WORKING DATA:
+===+

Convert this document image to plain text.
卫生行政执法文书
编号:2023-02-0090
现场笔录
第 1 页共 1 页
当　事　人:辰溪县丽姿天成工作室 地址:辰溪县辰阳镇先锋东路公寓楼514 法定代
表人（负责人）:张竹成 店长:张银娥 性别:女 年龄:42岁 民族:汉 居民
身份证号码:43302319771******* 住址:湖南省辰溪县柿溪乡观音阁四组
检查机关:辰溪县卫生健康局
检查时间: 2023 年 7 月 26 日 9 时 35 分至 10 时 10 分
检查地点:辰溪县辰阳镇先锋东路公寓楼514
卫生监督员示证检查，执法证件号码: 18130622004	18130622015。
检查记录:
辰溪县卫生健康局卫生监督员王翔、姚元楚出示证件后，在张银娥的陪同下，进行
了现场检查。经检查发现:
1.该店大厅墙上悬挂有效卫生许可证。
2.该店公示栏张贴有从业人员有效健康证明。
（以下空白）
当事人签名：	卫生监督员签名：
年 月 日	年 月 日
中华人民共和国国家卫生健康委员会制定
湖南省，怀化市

+===+

TO DO: Copy all the lines, exactly.

OUTPUT FOR THIS EXERCISE:
Convert this document image to plain text.
卫生行政执法文书
编号:2023-02-0090
现场笔录
第 1 页共 1 页
当　事　人:辰溪县丽姿天成工作室 地址:辰溪县辰阳镇先锋东路公寓楼514 法定代
表人（负责人）:张竹成 店长:张银娥 性别:女 年龄:42岁 民族:汉 居民
身份证号码:43302319771******* 住址:湖南省辰溪县柿溪乡观音阁四组
检查机关:辰溪县卫生健康局
检查时间: 2023 年 7 月 26 日 9 时 35 分至 10 时 10 分
检查地点:辰溪县辰阳镇先锋东路公寓楼514
卫生监督员示证检查，执法证件号码: 18130622004	18130622015。
检查记录:
辰溪县卫生健康局卫生监督员王翔、姚元楚出示证件后，在张银娥的陪同下，进行
了现场检查。经检查发现:
1.该店大厅墙上悬挂有效卫生许可证。
2.该店公示栏张贴有从业人员有效健康证明。
（以下空白）
当事人签名：	卫生监督员签名：
年 月 日	年 月 日
中华人民共和国国家卫生健康委员会制定
湖南省，怀化市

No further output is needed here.